> _WRITTEN PROBLEM_
Each line that follows is to be retyped exactly.

[Begin DATA FOR THIS TASK]

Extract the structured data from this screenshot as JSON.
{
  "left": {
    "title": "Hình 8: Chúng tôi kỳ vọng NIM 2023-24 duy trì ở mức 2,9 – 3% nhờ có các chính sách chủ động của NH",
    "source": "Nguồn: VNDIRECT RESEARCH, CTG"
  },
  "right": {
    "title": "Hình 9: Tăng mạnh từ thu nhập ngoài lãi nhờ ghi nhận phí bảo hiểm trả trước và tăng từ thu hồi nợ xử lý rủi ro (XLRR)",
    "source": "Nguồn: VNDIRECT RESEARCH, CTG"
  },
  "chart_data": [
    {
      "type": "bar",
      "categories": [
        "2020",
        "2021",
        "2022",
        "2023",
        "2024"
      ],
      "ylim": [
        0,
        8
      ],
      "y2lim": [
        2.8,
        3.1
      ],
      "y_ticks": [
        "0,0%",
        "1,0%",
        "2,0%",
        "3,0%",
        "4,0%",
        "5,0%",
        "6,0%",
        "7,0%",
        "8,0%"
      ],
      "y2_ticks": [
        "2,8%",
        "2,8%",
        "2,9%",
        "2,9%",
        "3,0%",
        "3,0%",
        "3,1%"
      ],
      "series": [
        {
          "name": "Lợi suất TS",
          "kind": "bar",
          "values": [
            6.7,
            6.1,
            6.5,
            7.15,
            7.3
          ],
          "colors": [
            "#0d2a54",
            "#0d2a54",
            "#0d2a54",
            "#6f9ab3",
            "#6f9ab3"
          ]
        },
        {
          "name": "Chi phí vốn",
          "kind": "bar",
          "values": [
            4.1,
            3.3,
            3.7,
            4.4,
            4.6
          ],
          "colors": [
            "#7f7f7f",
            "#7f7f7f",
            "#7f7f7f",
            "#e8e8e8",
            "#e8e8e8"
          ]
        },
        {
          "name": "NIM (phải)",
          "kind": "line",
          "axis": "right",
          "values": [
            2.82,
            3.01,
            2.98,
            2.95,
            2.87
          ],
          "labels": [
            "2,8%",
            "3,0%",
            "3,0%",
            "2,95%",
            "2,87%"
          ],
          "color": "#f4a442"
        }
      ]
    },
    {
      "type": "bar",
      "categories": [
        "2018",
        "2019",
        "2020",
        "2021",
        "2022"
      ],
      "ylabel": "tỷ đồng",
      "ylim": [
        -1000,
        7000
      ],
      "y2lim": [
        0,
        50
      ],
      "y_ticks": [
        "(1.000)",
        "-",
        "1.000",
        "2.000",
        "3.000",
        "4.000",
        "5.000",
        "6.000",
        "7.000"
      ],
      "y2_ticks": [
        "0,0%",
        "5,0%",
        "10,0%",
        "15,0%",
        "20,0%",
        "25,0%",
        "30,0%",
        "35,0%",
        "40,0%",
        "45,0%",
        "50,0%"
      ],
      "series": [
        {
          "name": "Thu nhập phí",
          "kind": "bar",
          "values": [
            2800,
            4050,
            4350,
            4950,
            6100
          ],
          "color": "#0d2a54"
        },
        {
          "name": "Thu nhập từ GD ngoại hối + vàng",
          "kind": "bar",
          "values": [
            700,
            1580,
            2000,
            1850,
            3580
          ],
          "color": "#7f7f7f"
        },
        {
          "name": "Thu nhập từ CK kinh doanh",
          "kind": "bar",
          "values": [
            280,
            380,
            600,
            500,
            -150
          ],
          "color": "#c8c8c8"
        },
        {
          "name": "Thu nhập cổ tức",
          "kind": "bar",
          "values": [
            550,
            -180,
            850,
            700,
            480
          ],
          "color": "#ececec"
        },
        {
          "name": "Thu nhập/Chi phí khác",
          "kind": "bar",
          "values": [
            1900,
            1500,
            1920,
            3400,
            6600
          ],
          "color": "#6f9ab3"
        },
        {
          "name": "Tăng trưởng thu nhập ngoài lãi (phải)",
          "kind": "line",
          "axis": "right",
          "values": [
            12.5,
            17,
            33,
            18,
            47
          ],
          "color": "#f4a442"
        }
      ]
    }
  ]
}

[End DATA FOR THIS TASK]

> _FINISHED TASK_
Extract the structured data from this screenshot as JSON.
{
  "left": {
    "title": "Hình 8: Chúng tôi kỳ vọng NIM 2023-24 duy trì ở mức 2,9 – 3% nhờ có các chính sách chủ động của NH",
    "source": "Nguồn: VNDIRECT RESEARCH, CTG"
  },
  "right": {
    "title": "Hình 9: Tăng mạnh từ thu nhập ngoài lãi nhờ ghi nhận phí bảo hiểm trả trước và tăng từ thu hồi nợ xử lý rủi ro (XLRR)",
    "source": "Nguồn: VNDIRECT RESEARCH, CTG"
  },
  "chart_data": [
    {
      "type": "bar",
      "categories": [
        "2020",
        "2021",
        "2022",
        "2023",
        "2024"
      ],
      "ylim": [
        0,
        8
      ],
      "y2lim": [
        2.8,
        3.1
      ],
      "y_ticks": [
        "0,0%",
        "1,0%",
        "2,0%",
        "3,0%",
        "4,0%",
        "5,0%",
        "6,0%",
        "7,0%",
        "8,0%"
      ],
      "y2_ticks": [
        "2,8%",
        "2,8%",
        "2,9%",
        "2,9%",
        "3,0%",
        "3,0%",
        "3,1%"
      ],
      "series": [
        {
          "name": "Lợi suất TS",
          "kind": "bar",
          "values": [
            6.7,
            6.1,
            6.5,
            7.15,
            7.3
          ],
          "colors": [
            "#0d2a54",
            "#0d2a54",
            "#0d2a54",
            "#6f9ab3",
            "#6f9ab3"
          ]
        },
        {
          "name": "Chi phí vốn",
          "kind": "bar",
          "values": [
            4.1,
            3.3,
            3.7,
            4.4,
            4.6
          ],
          "colors": [
            "#7f7f7f",
            "#7f7f7f",
            "#7f7f7f",
            "#e8e8e8",
            "#e8e8e8"
          ]
        },
        {
          "name": "NIM (phải)",
          "kind": "line",
          "axis": "right",
          "values": [
            2.82,
            3.01,
            2.98,
            2.95,
            2.87
          ],
          "labels": [
            "2,8%",
            "3,0%",
            "3,0%",
            "2,95%",
            "2,87%"
          ],
          "color": "#f4a442"
        }
      ]
    },
    {
      "type": "bar",
      "categories": [
        "2018",
        "2019",
        "2020",
        "2021",
        "2022"
      ],
      "ylabel": "tỷ đồng",
      "ylim": [
        -1000,
        7000
      ],
      "y2lim": [
        0,
        50
      ],
      "y_ticks": [
        "(1.000)",
        "-",
        "1.000",
        "2.000",
        "3.000",
        "4.000",
        "5.000",
        "6.000",
        "7.000"
      ],
      "y2_ticks": [
        "0,0%",
        "5,0%",
        "10,0%",
        "15,0%",
        "20,0%",
        "25,0%",
        "30,0%",
        "35,0%",
        "40,0%",
        "45,0%",
        "50,0%"
      ],
      "series": [
        {
          "name": "Thu nhập phí",
          "kind": "bar",
          "values": [
            2800,
            4050,
            4350,
            4950,
            6100
          ],
          "color": "#0d2a54"
        },
        {
          "name": "Thu nhập từ GD ngoại hối + vàng",
          "kind": "bar",
          "values": [
            700,
            1580,
            2000,
            1850,
            3580
          ],
          "color": "#7f7f7f"
        },
        {
          "name": "Thu nhập từ CK kinh doanh",
          "kind": "bar",
          "values": [
            280,
            380,
            600,
            500,
            -150
          ],
          "color": "#c8c8c8"
        },
        {
          "name": "Thu nhập cổ tức",
          "kind": "bar",
          "values": [
            550,
            -180,
            850,
            700,
            480
          ],
          "color": "#ececec"
        },
        {
          "name": "Thu nhập/Chi phí khác",
          "kind": "bar",
          "values": [
            1900,
            1500,
            1920,
            3400,
            6600
          ],
          "color": "#6f9ab3"
        },
        {
          "name": "Tăng trưởng thu nhập ngoài lãi (phải)",
          "kind": "line",
          "axis": "right",
          "values": [
            12.5,
            17,
            33,
            18,
            47
          ],
          "color": "#f4a442"
        }
      ]
    }
  ]
}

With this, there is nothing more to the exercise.